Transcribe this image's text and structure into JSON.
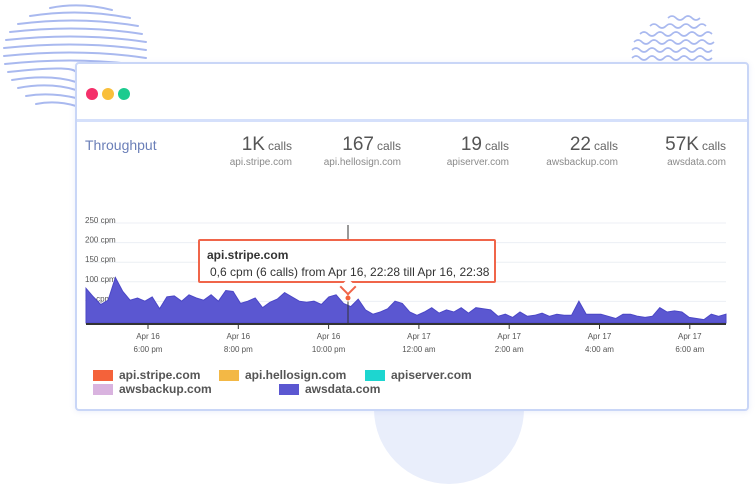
{
  "window": {
    "controls": [
      "close",
      "minimize",
      "maximize"
    ],
    "colors": {
      "close": "#f4306a",
      "minimize": "#f9bf3b",
      "maximize": "#1ccb8f"
    }
  },
  "section": {
    "title": "Throughput"
  },
  "metrics": [
    {
      "value": "1K",
      "unit": "calls",
      "host": "api.stripe.com"
    },
    {
      "value": "167",
      "unit": "calls",
      "host": "api.hellosign.com"
    },
    {
      "value": "19",
      "unit": "calls",
      "host": "apiserver.com"
    },
    {
      "value": "22",
      "unit": "calls",
      "host": "awsbackup.com"
    },
    {
      "value": "57K",
      "unit": "calls",
      "host": "awsdata.com"
    }
  ],
  "tooltip": {
    "title": "api.stripe.com",
    "detail": "0,6 cpm (6 calls) from Apr 16, 22:28 till Apr 16, 22:38"
  },
  "legend": [
    {
      "label": "api.stripe.com",
      "color": "#f4623a"
    },
    {
      "label": "api.hellosign.com",
      "color": "#f3b845"
    },
    {
      "label": "apiserver.com",
      "color": "#1dd6d0"
    },
    {
      "label": "awsbackup.com",
      "color": "#d9b3df"
    },
    {
      "label": "awsdata.com",
      "color": "#5b57d1"
    }
  ],
  "chart_data": {
    "type": "area",
    "y_ticks": [
      "250 cpm",
      "200 cpm",
      "150 cpm",
      "100 cpm",
      "50 cpm"
    ],
    "y_tick_values": [
      250,
      200,
      150,
      100,
      50
    ],
    "ylim": [
      0,
      250
    ],
    "x_ticks": [
      {
        "date": "Apr 16",
        "time": "6:00 pm"
      },
      {
        "date": "Apr 16",
        "time": "8:00 pm"
      },
      {
        "date": "Apr 16",
        "time": "10:00 pm"
      },
      {
        "date": "Apr 17",
        "time": "12:00 am"
      },
      {
        "date": "Apr 17",
        "time": "2:00 am"
      },
      {
        "date": "Apr 17",
        "time": "4:00 am"
      },
      {
        "date": "Apr 17",
        "time": "6:00 am"
      }
    ],
    "series": [
      {
        "name": "awsdata.com",
        "color": "#5b57d1",
        "values": [
          150,
          110,
          75,
          95,
          200,
          135,
          95,
          105,
          90,
          110,
          55,
          110,
          115,
          90,
          120,
          105,
          95,
          120,
          90,
          140,
          135,
          80,
          90,
          105,
          60,
          85,
          100,
          130,
          110,
          90,
          85,
          90,
          75,
          110,
          120,
          80,
          65,
          100,
          50,
          30,
          40,
          55,
          90,
          80,
          40,
          25,
          40,
          60,
          35,
          50,
          40,
          60,
          35,
          60,
          55,
          50,
          20,
          30,
          15,
          40,
          20,
          25,
          35,
          20,
          30,
          25,
          25,
          90,
          30,
          30,
          30,
          20,
          10,
          30,
          30,
          20,
          15,
          20,
          60,
          40,
          45,
          40,
          15,
          10,
          5,
          30,
          20,
          30
        ]
      }
    ],
    "grid": true
  }
}
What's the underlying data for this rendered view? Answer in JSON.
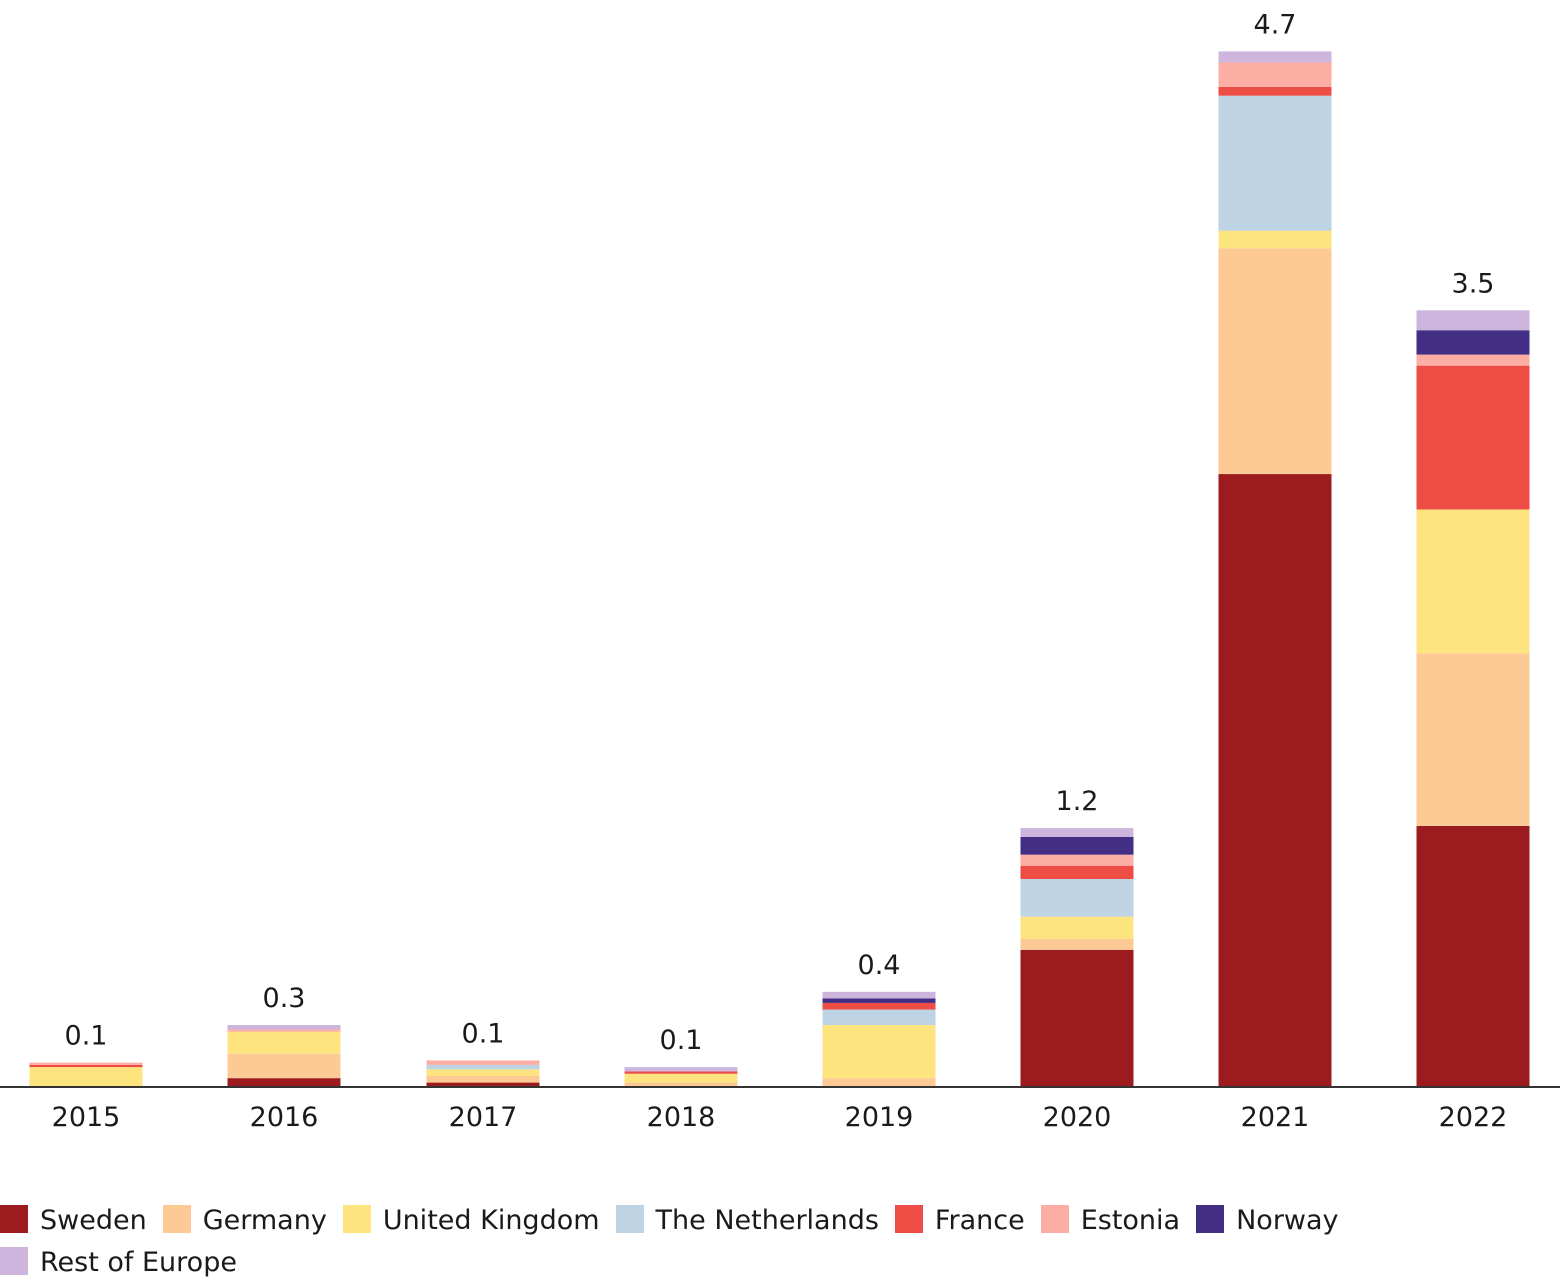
{
  "chart_data": {
    "type": "bar",
    "stacked": true,
    "categories": [
      "2015",
      "2016",
      "2017",
      "2018",
      "2019",
      "2020",
      "2021",
      "2022"
    ],
    "totals_labels": [
      "0.1",
      "0.3",
      "0.1",
      "0.1",
      "0.4",
      "1.2",
      "4.7",
      "3.5"
    ],
    "series": [
      {
        "name": "Sweden",
        "color": "#9b1b1f",
        "values": [
          0,
          0.04,
          0.02,
          0,
          0,
          0.62,
          2.77,
          1.18
        ]
      },
      {
        "name": "Germany",
        "color": "#fdca95",
        "values": [
          0,
          0.11,
          0.03,
          0.02,
          0.04,
          0.05,
          1.02,
          0.78
        ]
      },
      {
        "name": "United Kingdom",
        "color": "#fde47f",
        "values": [
          0.09,
          0.1,
          0.03,
          0.04,
          0.24,
          0.1,
          0.08,
          0.65
        ]
      },
      {
        "name": "The Netherlands",
        "color": "#bed3e3",
        "values": [
          0,
          0,
          0.02,
          0,
          0.07,
          0.17,
          0.61,
          0
        ]
      },
      {
        "name": "France",
        "color": "#ee4d46",
        "values": [
          0.01,
          0,
          0,
          0.01,
          0.03,
          0.06,
          0.04,
          0.65
        ]
      },
      {
        "name": "Estonia",
        "color": "#fcada4",
        "values": [
          0.01,
          0.01,
          0.02,
          0,
          0,
          0.05,
          0.11,
          0.05
        ]
      },
      {
        "name": "Norway",
        "color": "#432e85",
        "values": [
          0,
          0,
          0,
          0,
          0.02,
          0.08,
          0,
          0.11
        ]
      },
      {
        "name": "Rest of Europe",
        "color": "#cdb5dd",
        "values": [
          0,
          0.02,
          0,
          0.02,
          0.03,
          0.04,
          0.05,
          0.09
        ]
      }
    ],
    "ylim": [
      0,
      4.7
    ],
    "title": "",
    "xlabel": "",
    "ylabel": "",
    "legend_position": "bottom"
  }
}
◇ ◇ ◇ ◇ ◇
### [WORK INSTRUCTIONS]
Print out every entry above without changing a word, and leave out the pictures.

### [THE REPLY]
Transcribe this image's text and structure into JSON.
{
  "window": {
    "controls": [
      "close",
      "minimize",
      "maximize"
    ],
    "colors": {
      "close": "#f4306a",
      "minimize": "#f9bf3b",
      "maximize": "#1ccb8f"
    }
  },
  "section": {
    "title": "Throughput"
  },
  "metrics": [
    {
      "value": "1K",
      "unit": "calls",
      "host": "api.stripe.com"
    },
    {
      "value": "167",
      "unit": "calls",
      "host": "api.hellosign.com"
    },
    {
      "value": "19",
      "unit": "calls",
      "host": "apiserver.com"
    },
    {
      "value": "22",
      "unit": "calls",
      "host": "awsbackup.com"
    },
    {
      "value": "57K",
      "unit": "calls",
      "host": "awsdata.com"
    }
  ],
  "tooltip": {
    "title": "api.stripe.com",
    "detail": "0,6 cpm (6 calls) from Apr 16, 22:28 till Apr 16, 22:38"
  },
  "legend": [
    {
      "label": "api.stripe.com",
      "color": "#f4623a"
    },
    {
      "label": "api.hellosign.com",
      "color": "#f3b845"
    },
    {
      "label": "apiserver.com",
      "color": "#1dd6d0"
    },
    {
      "label": "awsbackup.com",
      "color": "#d9b3df"
    },
    {
      "label": "awsdata.com",
      "color": "#5b57d1"
    }
  ],
  "chart_data": {
    "type": "area",
    "y_ticks": [
      "250 cpm",
      "200 cpm",
      "150 cpm",
      "100 cpm",
      "50 cpm"
    ],
    "y_tick_values": [
      250,
      200,
      150,
      100,
      50
    ],
    "ylim": [
      0,
      250
    ],
    "x_ticks": [
      {
        "date": "Apr 16",
        "time": "6:00 pm"
      },
      {
        "date": "Apr 16",
        "time": "8:00 pm"
      },
      {
        "date": "Apr 16",
        "time": "10:00 pm"
      },
      {
        "date": "Apr 17",
        "time": "12:00 am"
      },
      {
        "date": "Apr 17",
        "time": "2:00 am"
      },
      {
        "date": "Apr 17",
        "time": "4:00 am"
      },
      {
        "date": "Apr 17",
        "time": "6:00 am"
      }
    ],
    "series": [
      {
        "name": "awsdata.com",
        "color": "#5b57d1",
        "values": [
          150,
          110,
          75,
          95,
          200,
          135,
          95,
          105,
          90,
          110,
          55,
          110,
          115,
          90,
          120,
          105,
          95,
          120,
          90,
          140,
          135,
          80,
          90,
          105,
          60,
          85,
          100,
          130,
          110,
          90,
          85,
          90,
          75,
          110,
          120,
          80,
          65,
          100,
          50,
          30,
          40,
          55,
          90,
          80,
          40,
          25,
          40,
          60,
          35,
          50,
          40,
          60,
          35,
          60,
          55,
          50,
          20,
          30,
          15,
          40,
          20,
          25,
          35,
          20,
          30,
          25,
          25,
          90,
          30,
          30,
          30,
          20,
          10,
          30,
          30,
          20,
          15,
          20,
          60,
          40,
          45,
          40,
          15,
          10,
          5,
          30,
          20,
          30
        ]
      }
    ],
    "grid": true
  }
}
What's the underlying data for this rendered view? Answer in JSON.
{
  "chart_data": {
    "type": "bar",
    "stacked": true,
    "categories": [
      "2015",
      "2016",
      "2017",
      "2018",
      "2019",
      "2020",
      "2021",
      "2022"
    ],
    "totals_labels": [
      "0.1",
      "0.3",
      "0.1",
      "0.1",
      "0.4",
      "1.2",
      "4.7",
      "3.5"
    ],
    "series": [
      {
        "name": "Sweden",
        "color": "#9b1b1f",
        "values": [
          0,
          0.04,
          0.02,
          0,
          0,
          0.62,
          2.77,
          1.18
        ]
      },
      {
        "name": "Germany",
        "color": "#fdca95",
        "values": [
          0,
          0.11,
          0.03,
          0.02,
          0.04,
          0.05,
          1.02,
          0.78
        ]
      },
      {
        "name": "United Kingdom",
        "color": "#fde47f",
        "values": [
          0.09,
          0.1,
          0.03,
          0.04,
          0.24,
          0.1,
          0.08,
          0.65
        ]
      },
      {
        "name": "The Netherlands",
        "color": "#bed3e3",
        "values": [
          0,
          0,
          0.02,
          0,
          0.07,
          0.17,
          0.61,
          0
        ]
      },
      {
        "name": "France",
        "color": "#ee4d46",
        "values": [
          0.01,
          0,
          0,
          0.01,
          0.03,
          0.06,
          0.04,
          0.65
        ]
      },
      {
        "name": "Estonia",
        "color": "#fcada4",
        "values": [
          0.01,
          0.01,
          0.02,
          0,
          0,
          0.05,
          0.11,
          0.05
        ]
      },
      {
        "name": "Norway",
        "color": "#432e85",
        "values": [
          0,
          0,
          0,
          0,
          0.02,
          0.08,
          0,
          0.11
        ]
      },
      {
        "name": "Rest of Europe",
        "color": "#cdb5dd",
        "values": [
          0,
          0.02,
          0,
          0.02,
          0.03,
          0.04,
          0.05,
          0.09
        ]
      }
    ],
    "ylim": [
      0,
      4.7
    ],
    "title": "",
    "xlabel": "",
    "ylabel": "",
    "legend_position": "bottom"
  }
}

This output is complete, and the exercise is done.